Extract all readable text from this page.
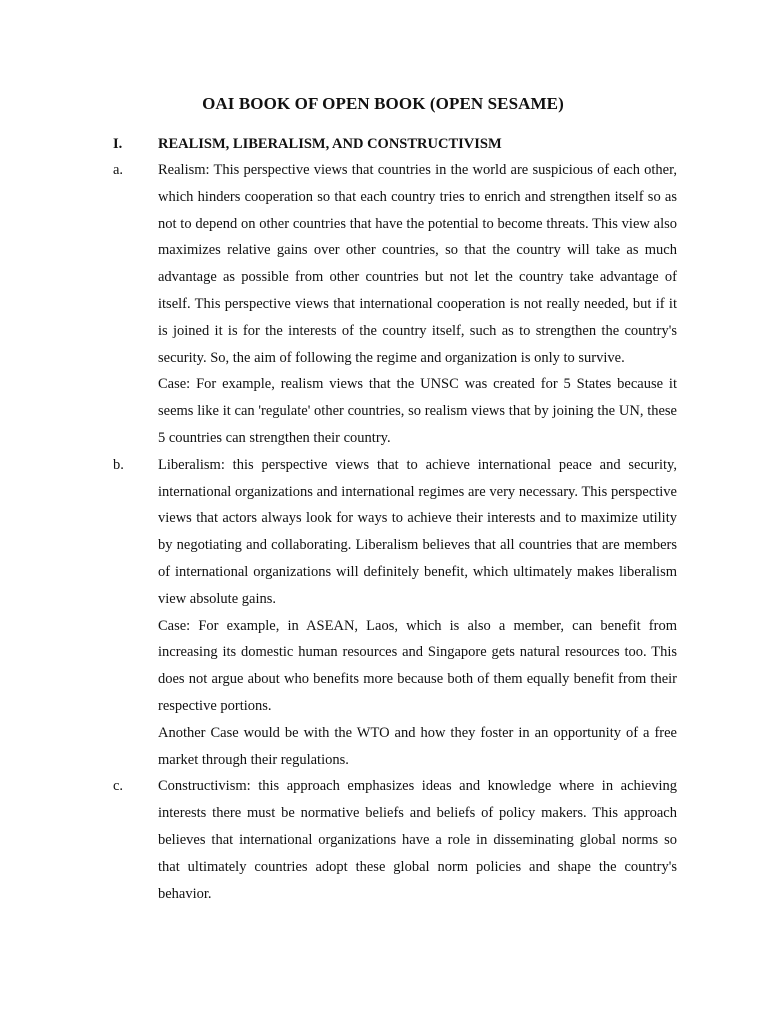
OAI BOOK OF OPEN BOOK (OPEN SESAME)
I. REALISM, LIBERALISM, AND CONSTRUCTIVISM
a. Realism: This perspective views that countries in the world are suspicious of each other, which hinders cooperation so that each country tries to enrich and strengthen itself so as not to depend on other countries that have the potential to become threats. This view also maximizes relative gains over other countries, so that the country will take as much advantage as possible from other countries but not let the country take advantage of itself. This perspective views that international cooperation is not really needed, but if it is joined it is for the interests of the country itself, such as to strengthen the country's security. So, the aim of following the regime and organization is only to survive.

Case: For example, realism views that the UNSC was created for 5 States because it seems like it can 'regulate' other countries, so realism views that by joining the UN, these 5 countries can strengthen their country.

b. Liberalism: this perspective views that to achieve international peace and security, international organizations and international regimes are very necessary. This perspective views that actors always look for ways to achieve their interests and to maximize utility by negotiating and collaborating. Liberalism believes that all countries that are members of international organizations will definitely benefit, which ultimately makes liberalism view absolute gains.

Case: For example, in ASEAN, Laos, which is also a member, can benefit from increasing its domestic human resources and Singapore gets natural resources too. This does not argue about who benefits more because both of them equally benefit from their respective portions.

Another Case would be with the WTO and how they foster in an opportunity of a free market through their regulations.

c. Constructivism: this approach emphasizes ideas and knowledge where in achieving interests there must be normative beliefs and beliefs of policy makers. This approach believes that international organizations have a role in disseminating global norms so that ultimately countries adopt these global norm policies and shape the country's behavior.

-----

From the data above, copy each line where the string "ultimately" appears.

* [Full solution]:
b. Liberalism: this perspective views that to achieve international peace and security, international organizations and international regimes are very necessary. This perspective views that actors always look for ways to achieve their interests and to maximize utility by negotiating and collaborating. Liberalism believes that all countries that are members of international organizations will definitely benefit, which ultimately makes liberalism view absolute gains.
c. Constructivism: this approach emphasizes ideas and knowledge where in achieving interests there must be normative beliefs and beliefs of policy makers. This approach believes that international organizations have a role in disseminating global norms so that ultimately countries adopt these global norm policies and shape the country's behavior.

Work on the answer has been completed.